Read the listing and extract each line that includes the word "Source".

Figure content listings
* BEGIN *
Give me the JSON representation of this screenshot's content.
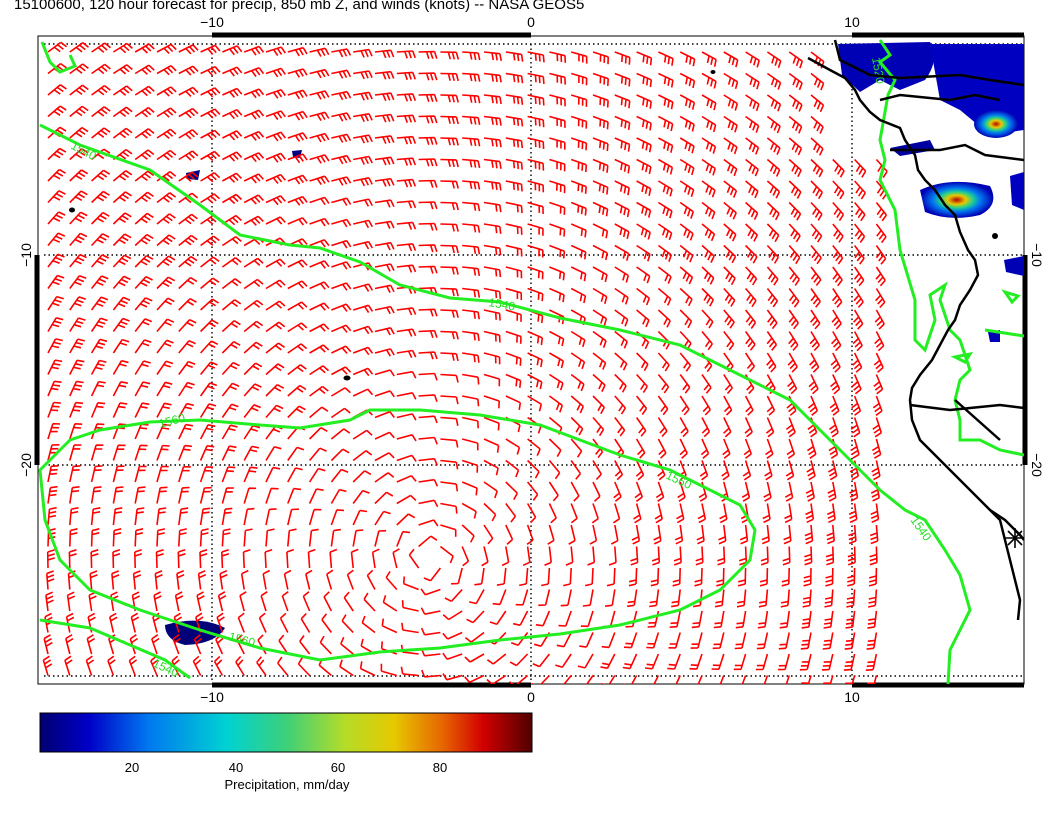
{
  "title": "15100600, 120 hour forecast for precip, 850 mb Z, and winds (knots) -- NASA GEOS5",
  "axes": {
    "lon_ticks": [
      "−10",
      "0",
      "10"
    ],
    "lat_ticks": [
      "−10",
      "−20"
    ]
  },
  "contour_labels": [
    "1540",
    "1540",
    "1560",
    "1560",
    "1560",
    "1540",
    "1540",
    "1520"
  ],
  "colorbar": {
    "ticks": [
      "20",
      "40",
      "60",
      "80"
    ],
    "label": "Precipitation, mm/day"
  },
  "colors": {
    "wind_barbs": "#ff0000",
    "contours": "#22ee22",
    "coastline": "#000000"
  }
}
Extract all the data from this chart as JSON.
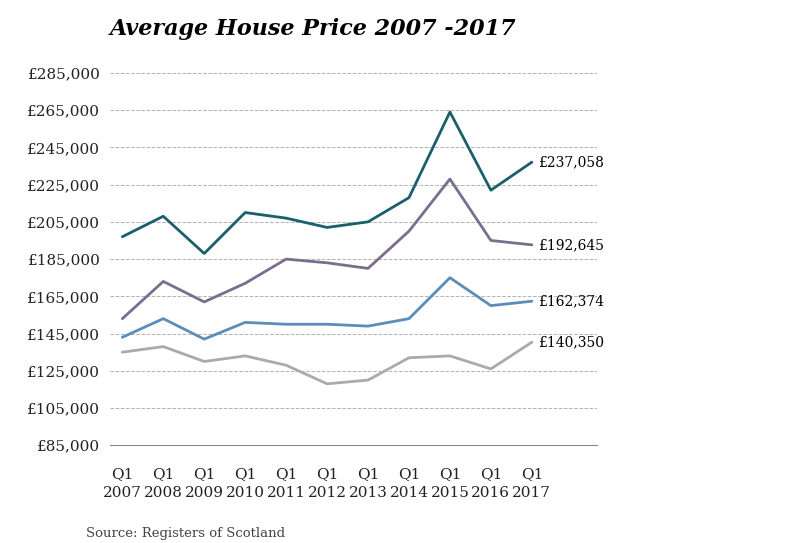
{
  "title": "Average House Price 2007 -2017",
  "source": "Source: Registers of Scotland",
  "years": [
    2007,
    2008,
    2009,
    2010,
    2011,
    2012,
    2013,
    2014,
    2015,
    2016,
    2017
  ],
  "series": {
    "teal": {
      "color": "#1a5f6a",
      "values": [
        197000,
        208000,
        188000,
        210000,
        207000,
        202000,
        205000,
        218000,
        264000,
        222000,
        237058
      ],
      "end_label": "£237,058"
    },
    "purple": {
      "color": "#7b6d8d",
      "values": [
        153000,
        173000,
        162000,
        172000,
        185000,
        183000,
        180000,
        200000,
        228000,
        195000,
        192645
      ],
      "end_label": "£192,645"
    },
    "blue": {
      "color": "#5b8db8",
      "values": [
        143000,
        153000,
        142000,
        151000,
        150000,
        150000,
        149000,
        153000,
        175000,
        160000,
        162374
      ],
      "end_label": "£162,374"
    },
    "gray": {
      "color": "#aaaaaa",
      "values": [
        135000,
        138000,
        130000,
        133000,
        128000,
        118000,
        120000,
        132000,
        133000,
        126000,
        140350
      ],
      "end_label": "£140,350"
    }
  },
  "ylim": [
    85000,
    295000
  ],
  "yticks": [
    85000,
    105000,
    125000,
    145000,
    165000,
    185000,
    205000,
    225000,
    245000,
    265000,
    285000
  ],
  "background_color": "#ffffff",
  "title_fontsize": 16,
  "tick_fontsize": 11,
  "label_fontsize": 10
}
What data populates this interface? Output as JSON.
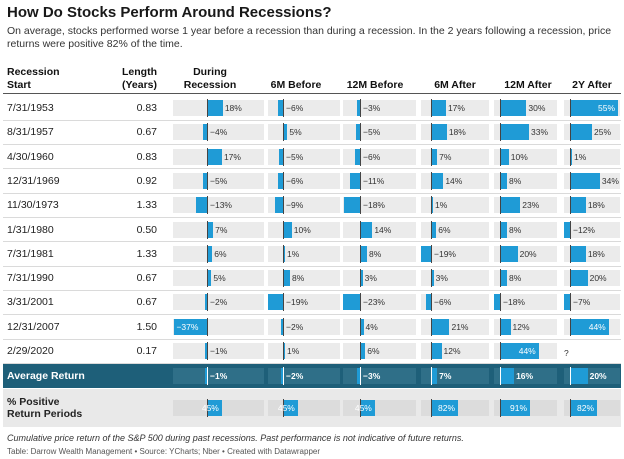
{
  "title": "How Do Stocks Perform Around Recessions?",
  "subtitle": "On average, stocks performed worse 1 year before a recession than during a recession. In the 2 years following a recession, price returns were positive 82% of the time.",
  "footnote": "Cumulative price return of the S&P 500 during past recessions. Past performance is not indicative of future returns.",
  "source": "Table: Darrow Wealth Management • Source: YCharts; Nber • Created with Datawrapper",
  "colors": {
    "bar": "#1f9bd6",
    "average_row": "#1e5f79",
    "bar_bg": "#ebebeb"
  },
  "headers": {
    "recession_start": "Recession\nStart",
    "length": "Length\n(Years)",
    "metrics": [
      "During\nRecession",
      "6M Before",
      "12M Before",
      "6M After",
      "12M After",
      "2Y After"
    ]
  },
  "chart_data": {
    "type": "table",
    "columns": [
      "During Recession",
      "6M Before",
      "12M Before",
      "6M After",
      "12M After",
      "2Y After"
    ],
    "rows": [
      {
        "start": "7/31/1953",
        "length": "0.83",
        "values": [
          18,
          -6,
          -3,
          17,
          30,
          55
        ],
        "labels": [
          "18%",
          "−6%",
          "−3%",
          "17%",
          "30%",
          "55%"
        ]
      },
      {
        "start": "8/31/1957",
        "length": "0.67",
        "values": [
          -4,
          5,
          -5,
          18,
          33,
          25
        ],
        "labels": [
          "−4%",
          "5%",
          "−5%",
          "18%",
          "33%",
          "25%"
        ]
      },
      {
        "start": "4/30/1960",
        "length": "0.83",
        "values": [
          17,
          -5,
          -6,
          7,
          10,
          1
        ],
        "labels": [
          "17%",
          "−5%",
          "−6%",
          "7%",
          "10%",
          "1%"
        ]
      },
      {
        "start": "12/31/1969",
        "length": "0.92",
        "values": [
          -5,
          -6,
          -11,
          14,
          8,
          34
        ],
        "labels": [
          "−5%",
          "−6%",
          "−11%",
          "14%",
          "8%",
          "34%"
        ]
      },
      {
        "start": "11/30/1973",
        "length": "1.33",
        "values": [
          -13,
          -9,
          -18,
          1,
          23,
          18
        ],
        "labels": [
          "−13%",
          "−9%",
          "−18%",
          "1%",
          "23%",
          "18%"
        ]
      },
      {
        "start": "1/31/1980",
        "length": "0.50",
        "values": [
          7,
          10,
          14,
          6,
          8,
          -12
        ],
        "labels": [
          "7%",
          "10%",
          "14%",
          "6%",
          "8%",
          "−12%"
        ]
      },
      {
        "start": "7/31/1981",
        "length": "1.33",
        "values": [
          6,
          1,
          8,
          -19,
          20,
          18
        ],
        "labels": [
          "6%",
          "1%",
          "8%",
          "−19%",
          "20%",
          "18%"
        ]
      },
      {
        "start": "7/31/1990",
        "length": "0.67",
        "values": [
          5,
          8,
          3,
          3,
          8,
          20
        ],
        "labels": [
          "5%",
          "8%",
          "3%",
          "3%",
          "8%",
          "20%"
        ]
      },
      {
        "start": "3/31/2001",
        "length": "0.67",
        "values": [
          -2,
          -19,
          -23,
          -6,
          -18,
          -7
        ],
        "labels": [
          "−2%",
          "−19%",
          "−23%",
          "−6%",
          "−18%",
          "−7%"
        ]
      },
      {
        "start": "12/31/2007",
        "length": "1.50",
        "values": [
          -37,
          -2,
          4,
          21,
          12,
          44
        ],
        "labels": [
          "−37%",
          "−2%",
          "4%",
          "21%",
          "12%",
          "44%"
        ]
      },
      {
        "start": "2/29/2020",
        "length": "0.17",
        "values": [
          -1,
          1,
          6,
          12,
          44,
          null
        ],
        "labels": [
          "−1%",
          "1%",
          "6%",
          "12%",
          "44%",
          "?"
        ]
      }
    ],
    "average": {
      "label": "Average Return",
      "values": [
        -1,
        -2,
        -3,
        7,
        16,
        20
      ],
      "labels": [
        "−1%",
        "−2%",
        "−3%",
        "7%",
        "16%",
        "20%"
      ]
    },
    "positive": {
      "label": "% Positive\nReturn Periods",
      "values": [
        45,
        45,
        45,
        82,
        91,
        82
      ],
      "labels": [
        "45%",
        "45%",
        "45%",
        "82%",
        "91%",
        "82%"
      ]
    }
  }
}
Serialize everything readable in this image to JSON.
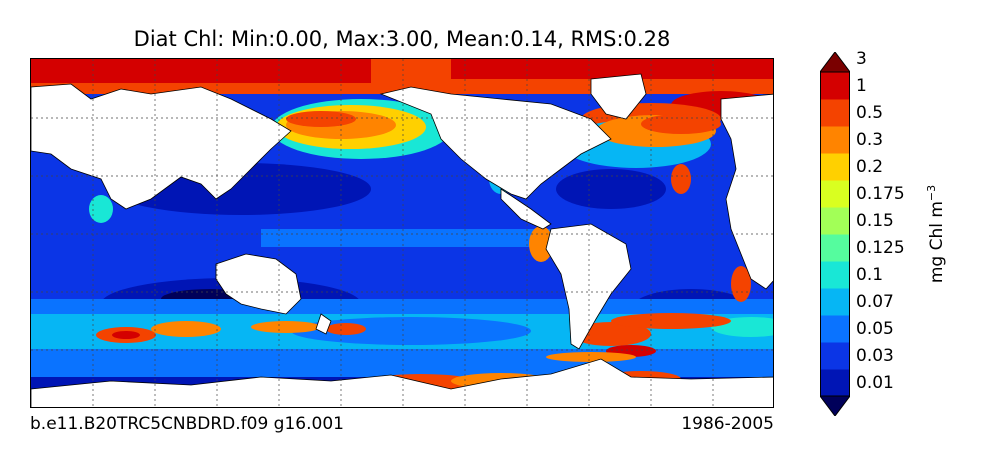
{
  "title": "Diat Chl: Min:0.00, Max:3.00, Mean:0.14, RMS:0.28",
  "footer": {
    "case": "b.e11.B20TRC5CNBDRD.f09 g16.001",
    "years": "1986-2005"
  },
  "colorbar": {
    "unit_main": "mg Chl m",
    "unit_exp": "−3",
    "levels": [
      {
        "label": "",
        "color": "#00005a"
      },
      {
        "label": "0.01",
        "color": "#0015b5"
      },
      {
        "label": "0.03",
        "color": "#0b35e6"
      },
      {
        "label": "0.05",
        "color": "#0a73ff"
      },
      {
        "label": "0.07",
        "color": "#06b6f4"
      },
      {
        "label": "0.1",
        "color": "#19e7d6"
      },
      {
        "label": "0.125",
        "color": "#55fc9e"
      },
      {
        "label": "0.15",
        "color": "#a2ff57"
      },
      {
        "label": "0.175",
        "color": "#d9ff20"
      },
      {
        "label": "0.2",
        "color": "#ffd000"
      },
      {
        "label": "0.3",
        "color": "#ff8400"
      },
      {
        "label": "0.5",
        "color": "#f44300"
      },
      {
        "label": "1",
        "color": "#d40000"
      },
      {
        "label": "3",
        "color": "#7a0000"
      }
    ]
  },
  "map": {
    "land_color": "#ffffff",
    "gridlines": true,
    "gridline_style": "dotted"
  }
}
* END *
Task output ::
  "source": "Source: Registers of Scotland",
  "source": "Table: Darrow Wealth Management • Source: YCharts; Nber • Created with Datawrapper",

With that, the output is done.